#### Data for the task ####

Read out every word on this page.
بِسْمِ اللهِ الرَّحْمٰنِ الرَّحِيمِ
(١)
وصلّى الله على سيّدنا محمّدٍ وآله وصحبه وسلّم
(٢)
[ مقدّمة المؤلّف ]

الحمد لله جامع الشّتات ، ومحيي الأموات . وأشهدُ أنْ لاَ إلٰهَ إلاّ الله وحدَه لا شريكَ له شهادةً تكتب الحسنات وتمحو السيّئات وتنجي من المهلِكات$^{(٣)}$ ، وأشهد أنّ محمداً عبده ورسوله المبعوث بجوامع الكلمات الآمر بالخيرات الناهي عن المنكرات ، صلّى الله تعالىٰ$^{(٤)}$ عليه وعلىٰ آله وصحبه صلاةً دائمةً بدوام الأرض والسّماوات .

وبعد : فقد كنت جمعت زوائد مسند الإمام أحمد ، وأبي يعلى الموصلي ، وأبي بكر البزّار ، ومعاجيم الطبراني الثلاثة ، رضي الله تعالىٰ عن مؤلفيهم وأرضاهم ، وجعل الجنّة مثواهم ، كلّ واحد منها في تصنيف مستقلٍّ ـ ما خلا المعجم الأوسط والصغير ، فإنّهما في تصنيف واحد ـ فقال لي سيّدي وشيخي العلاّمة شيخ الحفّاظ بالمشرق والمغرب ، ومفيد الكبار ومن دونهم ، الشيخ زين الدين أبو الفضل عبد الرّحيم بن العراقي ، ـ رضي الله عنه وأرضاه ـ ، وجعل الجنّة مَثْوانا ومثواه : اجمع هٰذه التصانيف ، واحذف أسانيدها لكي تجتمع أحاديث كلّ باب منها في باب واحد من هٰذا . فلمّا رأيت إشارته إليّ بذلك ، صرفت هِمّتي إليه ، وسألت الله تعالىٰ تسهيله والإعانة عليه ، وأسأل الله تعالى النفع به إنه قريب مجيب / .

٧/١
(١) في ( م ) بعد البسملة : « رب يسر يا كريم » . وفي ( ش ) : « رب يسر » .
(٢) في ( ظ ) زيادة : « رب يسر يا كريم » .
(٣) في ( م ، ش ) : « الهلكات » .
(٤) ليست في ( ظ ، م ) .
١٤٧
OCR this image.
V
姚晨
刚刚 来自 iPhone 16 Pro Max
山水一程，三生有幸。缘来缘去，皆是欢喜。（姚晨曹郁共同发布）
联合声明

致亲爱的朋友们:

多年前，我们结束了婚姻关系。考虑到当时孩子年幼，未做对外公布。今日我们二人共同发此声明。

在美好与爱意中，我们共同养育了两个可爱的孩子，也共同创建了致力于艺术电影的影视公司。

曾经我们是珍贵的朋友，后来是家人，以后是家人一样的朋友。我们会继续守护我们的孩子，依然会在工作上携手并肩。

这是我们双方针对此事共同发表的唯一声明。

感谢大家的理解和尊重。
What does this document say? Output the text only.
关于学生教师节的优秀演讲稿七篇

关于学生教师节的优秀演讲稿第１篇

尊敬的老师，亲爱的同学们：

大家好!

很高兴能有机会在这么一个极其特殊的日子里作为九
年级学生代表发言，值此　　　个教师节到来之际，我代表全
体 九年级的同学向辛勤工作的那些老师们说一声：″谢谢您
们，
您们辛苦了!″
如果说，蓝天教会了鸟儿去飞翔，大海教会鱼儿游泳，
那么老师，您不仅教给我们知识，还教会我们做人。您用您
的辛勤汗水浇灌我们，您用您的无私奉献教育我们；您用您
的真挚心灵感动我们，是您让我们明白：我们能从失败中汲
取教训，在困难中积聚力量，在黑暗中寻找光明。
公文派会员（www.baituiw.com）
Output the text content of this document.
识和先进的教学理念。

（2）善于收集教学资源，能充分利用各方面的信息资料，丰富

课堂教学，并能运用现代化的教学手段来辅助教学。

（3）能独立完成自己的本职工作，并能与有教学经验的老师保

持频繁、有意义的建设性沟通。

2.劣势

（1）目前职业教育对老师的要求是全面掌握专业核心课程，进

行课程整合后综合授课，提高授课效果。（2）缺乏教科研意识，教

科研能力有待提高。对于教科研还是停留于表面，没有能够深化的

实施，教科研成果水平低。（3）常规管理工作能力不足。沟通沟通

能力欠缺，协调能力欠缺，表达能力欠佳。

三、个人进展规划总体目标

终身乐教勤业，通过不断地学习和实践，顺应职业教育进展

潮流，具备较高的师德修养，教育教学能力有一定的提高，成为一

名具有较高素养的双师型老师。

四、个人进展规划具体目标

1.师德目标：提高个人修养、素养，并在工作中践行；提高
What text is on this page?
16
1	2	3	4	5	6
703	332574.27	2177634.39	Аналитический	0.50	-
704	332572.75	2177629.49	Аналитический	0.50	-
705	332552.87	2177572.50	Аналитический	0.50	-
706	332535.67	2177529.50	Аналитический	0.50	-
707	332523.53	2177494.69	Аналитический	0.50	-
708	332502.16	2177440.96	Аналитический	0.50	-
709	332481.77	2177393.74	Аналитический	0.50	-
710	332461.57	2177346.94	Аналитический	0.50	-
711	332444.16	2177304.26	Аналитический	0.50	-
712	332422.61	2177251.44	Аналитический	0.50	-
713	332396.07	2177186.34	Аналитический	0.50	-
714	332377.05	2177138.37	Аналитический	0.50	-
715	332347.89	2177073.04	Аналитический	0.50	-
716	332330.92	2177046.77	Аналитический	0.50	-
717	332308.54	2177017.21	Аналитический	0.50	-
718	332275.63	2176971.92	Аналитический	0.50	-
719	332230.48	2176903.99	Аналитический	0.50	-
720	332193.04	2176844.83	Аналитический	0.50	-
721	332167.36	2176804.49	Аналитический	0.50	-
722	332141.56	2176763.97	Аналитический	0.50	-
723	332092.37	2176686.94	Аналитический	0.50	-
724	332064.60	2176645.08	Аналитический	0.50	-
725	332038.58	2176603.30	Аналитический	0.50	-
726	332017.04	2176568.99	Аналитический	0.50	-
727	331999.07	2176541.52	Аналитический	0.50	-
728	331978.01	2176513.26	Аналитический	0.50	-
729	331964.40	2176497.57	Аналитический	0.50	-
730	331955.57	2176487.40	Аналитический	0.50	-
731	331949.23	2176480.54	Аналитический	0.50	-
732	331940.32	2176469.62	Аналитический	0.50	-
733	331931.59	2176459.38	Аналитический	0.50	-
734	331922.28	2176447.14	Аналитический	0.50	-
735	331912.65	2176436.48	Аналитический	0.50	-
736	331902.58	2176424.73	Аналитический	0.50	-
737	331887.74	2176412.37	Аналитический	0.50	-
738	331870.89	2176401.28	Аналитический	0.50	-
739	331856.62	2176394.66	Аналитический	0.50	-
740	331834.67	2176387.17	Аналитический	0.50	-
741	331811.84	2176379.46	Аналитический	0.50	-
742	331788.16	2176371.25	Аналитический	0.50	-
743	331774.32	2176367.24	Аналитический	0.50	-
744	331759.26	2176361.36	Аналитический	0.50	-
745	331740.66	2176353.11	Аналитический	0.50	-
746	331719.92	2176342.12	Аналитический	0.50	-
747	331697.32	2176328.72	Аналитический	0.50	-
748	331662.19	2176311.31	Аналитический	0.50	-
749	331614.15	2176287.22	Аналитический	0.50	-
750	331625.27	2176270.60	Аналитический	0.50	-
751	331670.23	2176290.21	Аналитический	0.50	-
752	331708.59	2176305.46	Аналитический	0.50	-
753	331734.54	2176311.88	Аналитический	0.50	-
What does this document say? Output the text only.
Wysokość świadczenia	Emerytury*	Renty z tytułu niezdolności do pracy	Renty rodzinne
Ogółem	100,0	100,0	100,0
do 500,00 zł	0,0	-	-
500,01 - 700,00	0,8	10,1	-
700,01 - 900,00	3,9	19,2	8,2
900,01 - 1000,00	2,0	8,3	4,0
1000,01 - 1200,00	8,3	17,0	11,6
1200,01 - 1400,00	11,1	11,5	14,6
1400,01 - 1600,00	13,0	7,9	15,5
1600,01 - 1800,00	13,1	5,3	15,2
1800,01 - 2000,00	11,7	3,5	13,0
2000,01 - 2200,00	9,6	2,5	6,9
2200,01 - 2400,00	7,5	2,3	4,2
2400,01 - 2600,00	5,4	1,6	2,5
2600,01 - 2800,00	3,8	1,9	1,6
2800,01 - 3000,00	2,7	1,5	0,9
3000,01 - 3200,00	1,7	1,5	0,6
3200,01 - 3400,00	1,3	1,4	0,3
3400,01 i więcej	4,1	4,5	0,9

####

▶ **What this task involves**
Where a line in the material contains "تعالى", copy that line.

▶ **Answer to the exercise**
الحمد لله جامع الشّتات ، ومحيي الأموات . وأشهدُ أنْ لاَ إلٰهَ إلاّ الله وحدَه لا شريكَ له شهادةً تكتب الحسنات وتمحو السيّئات وتنجي من المهلِكات$^{(٣)}$ ، وأشهد أنّ محمداً عبده ورسوله المبعوث بجوامع الكلمات الآمر بالخيرات الناهي عن المنكرات ، صلّى الله تعالىٰ$^{(٤)}$ عليه وعلىٰ آله وصحبه صلاةً دائمةً بدوام الأرض والسّماوات .
وبعد : فقد كنت جمعت زوائد مسند الإمام أحمد ، وأبي يعلى الموصلي ، وأبي بكر البزّار ، ومعاجيم الطبراني الثلاثة ، رضي الله تعالىٰ عن مؤلفيهم وأرضاهم ، وجعل الجنّة مثواهم ، كلّ واحد منها في تصنيف مستقلٍّ ـ ما خلا المعجم الأوسط والصغير ، فإنّهما في تصنيف واحد ـ فقال لي سيّدي وشيخي العلاّمة شيخ الحفّاظ بالمشرق والمغرب ، ومفيد الكبار ومن دونهم ، الشيخ زين الدين أبو الفضل عبد الرّحيم بن العراقي ، ـ رضي الله عنه وأرضاه ـ ، وجعل الجنّة مَثْوانا ومثواه : اجمع هٰذه التصانيف ، واحذف أسانيدها لكي تجتمع أحاديث كلّ باب منها في باب واحد من هٰذا . فلمّا رأيت إشارته إليّ بذلك ، صرفت هِمّتي إليه ، وسألت الله تعالىٰ تسهيله والإعانة عليه ، وأسأل الله تعالى النفع به إنه قريب مجيب / .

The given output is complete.